--- EXTRACTED INFORMATION ---

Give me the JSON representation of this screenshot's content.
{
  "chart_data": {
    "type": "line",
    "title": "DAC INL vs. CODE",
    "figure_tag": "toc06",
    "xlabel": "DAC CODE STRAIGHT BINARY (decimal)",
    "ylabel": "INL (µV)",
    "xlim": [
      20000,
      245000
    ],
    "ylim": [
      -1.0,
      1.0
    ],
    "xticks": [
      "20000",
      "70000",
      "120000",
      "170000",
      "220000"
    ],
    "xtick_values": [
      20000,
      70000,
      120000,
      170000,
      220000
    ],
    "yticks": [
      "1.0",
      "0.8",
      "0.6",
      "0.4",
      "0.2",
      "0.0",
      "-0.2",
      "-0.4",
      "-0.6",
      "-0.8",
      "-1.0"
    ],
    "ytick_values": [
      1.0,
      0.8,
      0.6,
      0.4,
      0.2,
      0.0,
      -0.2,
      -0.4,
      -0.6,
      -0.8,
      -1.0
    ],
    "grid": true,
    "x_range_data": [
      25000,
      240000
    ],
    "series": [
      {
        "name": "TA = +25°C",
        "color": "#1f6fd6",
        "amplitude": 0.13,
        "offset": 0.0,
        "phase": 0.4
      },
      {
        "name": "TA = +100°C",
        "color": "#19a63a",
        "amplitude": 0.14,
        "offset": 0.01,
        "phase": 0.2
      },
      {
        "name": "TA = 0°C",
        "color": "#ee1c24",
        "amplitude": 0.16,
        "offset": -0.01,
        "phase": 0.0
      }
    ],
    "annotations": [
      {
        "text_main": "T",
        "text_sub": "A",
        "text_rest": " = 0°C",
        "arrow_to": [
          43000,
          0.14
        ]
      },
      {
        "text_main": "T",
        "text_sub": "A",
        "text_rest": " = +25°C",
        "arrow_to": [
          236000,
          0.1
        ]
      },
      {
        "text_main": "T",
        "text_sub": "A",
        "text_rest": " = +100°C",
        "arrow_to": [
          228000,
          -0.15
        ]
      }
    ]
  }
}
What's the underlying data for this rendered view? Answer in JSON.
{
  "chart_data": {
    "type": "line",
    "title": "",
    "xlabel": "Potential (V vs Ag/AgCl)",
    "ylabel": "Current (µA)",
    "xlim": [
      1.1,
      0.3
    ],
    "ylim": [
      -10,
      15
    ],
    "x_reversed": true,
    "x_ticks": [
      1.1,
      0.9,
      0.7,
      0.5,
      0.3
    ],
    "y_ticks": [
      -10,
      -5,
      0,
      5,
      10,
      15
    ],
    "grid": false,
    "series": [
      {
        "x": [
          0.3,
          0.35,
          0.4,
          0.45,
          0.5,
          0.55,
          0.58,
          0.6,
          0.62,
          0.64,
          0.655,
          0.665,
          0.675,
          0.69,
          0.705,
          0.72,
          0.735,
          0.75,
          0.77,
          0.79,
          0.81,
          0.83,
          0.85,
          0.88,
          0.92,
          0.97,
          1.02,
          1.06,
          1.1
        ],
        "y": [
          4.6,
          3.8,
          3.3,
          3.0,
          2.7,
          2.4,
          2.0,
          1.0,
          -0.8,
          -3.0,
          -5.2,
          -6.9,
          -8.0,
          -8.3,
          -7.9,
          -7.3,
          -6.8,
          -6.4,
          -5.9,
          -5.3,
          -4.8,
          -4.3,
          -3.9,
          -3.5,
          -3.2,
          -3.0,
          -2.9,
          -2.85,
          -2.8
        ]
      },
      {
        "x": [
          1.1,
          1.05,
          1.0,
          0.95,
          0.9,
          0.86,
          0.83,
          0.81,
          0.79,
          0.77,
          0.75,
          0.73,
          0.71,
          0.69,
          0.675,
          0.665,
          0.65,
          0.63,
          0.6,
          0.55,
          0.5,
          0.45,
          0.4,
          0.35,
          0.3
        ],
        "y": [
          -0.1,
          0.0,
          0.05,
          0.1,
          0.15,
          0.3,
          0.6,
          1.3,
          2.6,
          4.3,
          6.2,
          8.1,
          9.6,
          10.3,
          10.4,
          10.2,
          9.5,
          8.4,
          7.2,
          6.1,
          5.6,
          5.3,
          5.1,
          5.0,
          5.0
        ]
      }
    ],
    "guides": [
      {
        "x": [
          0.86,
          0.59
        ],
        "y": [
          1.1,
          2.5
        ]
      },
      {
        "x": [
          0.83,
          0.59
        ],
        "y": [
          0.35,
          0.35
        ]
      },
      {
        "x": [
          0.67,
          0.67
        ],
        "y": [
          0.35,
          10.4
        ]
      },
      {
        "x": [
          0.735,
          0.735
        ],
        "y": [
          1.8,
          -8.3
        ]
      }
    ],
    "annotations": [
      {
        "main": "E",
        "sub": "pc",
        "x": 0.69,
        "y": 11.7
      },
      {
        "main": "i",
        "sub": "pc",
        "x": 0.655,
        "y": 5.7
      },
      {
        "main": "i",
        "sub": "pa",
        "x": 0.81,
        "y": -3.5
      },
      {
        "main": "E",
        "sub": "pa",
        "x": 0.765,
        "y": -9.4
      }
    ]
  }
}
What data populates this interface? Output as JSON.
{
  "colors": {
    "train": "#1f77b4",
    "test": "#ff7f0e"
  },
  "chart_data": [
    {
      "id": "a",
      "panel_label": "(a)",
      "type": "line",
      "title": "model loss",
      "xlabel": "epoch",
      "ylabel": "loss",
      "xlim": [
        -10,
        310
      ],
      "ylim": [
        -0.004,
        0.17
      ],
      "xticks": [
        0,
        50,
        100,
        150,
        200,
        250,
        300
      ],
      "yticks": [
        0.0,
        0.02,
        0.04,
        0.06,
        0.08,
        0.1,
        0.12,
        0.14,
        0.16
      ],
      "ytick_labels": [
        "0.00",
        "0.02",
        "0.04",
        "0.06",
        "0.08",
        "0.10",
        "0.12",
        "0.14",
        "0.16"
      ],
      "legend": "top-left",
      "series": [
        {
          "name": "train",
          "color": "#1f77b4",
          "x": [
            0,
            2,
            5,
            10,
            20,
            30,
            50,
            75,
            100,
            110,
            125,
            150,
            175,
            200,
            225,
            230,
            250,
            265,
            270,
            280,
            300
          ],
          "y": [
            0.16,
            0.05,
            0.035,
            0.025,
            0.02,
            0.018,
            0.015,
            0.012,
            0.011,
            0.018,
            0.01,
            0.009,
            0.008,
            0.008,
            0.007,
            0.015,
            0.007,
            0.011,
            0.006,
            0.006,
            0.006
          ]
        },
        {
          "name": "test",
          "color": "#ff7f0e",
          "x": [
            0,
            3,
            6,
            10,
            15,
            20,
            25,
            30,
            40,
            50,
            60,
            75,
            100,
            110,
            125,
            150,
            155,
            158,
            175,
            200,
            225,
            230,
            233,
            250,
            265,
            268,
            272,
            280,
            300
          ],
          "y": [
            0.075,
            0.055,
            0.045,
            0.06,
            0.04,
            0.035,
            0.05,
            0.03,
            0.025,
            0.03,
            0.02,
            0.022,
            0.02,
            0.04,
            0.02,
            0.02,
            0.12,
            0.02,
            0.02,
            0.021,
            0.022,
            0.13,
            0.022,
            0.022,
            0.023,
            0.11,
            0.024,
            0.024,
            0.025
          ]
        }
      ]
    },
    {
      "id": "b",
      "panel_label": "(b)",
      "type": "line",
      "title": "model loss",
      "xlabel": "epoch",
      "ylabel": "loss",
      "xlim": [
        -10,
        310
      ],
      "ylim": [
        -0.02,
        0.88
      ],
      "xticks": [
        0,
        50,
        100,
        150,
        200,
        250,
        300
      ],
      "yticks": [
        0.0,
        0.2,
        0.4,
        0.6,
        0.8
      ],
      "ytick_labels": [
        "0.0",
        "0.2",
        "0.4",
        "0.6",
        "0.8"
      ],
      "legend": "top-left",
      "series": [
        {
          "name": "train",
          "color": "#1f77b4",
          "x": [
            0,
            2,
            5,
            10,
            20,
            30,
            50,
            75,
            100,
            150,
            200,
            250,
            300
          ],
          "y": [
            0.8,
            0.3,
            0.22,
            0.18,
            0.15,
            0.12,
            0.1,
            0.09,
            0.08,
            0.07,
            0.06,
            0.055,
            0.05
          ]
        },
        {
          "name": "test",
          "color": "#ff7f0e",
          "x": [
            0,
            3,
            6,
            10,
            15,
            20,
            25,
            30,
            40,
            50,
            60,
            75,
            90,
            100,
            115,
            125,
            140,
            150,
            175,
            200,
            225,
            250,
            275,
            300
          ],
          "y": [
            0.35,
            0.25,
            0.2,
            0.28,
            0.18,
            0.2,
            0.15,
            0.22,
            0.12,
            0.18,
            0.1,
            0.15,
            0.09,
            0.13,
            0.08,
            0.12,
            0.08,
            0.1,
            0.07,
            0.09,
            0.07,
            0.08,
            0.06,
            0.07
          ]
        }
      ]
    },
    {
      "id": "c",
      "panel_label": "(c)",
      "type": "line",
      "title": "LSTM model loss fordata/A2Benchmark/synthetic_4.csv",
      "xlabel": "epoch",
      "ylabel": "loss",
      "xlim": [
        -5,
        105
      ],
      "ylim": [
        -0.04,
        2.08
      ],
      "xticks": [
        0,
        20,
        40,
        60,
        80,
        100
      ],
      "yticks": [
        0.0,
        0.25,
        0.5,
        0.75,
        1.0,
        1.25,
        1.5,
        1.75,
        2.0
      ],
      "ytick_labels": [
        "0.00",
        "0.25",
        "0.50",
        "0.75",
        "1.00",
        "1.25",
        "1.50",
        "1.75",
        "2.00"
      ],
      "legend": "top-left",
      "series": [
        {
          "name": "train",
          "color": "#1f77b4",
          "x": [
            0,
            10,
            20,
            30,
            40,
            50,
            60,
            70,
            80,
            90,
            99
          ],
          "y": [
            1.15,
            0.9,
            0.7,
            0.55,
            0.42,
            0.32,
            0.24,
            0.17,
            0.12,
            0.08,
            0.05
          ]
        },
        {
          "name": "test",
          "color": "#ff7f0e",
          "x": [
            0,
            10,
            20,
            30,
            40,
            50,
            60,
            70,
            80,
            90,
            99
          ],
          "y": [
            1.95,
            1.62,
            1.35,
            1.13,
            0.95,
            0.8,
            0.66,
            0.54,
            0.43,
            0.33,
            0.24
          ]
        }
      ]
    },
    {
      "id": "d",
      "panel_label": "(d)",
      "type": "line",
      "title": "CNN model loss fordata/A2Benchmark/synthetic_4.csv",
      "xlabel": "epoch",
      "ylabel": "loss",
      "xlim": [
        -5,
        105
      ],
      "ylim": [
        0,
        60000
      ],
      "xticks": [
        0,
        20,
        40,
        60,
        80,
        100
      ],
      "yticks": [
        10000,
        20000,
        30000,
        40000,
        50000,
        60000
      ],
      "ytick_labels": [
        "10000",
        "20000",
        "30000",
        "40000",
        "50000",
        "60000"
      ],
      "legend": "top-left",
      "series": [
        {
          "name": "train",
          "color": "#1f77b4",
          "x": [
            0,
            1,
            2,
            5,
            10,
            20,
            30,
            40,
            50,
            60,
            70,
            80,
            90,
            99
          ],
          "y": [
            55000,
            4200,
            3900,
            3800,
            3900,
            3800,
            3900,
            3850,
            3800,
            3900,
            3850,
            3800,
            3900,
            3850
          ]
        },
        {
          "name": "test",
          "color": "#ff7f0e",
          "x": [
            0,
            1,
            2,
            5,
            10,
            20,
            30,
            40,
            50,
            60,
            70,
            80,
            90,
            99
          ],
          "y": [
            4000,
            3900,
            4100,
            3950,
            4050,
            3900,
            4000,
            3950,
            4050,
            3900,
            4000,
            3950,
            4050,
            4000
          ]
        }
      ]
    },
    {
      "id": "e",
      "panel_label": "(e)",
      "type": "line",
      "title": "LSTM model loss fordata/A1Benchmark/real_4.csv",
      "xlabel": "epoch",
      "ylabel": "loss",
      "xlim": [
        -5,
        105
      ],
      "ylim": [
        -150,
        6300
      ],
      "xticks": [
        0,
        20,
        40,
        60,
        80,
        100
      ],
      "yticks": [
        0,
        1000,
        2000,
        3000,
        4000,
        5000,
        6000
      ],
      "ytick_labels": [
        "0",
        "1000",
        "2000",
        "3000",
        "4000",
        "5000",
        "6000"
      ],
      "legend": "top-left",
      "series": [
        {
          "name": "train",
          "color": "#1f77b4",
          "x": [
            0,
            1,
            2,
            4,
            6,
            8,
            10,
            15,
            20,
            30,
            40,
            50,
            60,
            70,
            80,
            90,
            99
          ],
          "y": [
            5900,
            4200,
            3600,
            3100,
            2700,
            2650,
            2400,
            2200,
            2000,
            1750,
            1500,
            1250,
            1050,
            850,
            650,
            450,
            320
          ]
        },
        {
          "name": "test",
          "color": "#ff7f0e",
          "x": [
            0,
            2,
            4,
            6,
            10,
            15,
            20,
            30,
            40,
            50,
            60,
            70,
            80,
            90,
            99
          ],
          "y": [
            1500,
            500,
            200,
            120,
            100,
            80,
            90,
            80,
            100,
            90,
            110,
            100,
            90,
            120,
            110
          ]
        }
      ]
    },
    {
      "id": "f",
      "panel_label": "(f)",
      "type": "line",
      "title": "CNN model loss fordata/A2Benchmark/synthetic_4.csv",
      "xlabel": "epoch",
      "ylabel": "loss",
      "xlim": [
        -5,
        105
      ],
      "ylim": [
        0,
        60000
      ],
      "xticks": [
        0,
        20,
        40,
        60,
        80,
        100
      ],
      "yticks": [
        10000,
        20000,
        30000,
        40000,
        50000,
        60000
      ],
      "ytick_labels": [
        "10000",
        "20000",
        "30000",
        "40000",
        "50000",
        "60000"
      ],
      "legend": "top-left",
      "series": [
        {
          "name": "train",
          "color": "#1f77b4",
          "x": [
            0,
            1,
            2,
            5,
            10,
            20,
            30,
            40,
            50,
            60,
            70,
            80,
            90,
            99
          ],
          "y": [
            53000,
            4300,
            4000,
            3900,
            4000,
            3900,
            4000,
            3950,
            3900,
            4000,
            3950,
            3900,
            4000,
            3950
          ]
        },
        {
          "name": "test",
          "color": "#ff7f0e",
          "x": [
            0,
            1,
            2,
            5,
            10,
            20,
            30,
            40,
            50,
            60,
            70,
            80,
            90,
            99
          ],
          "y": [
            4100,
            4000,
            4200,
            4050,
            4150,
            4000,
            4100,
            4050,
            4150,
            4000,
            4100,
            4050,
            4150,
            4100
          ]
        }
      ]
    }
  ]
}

---

• [EXERCISE TASK] Using the listing above, list every line in which the string "What" occurs.

• [TASK SOLUTION]
What's the underlying data for this rendered view? Answer in JSON.
What data populates this interface? Output as JSON.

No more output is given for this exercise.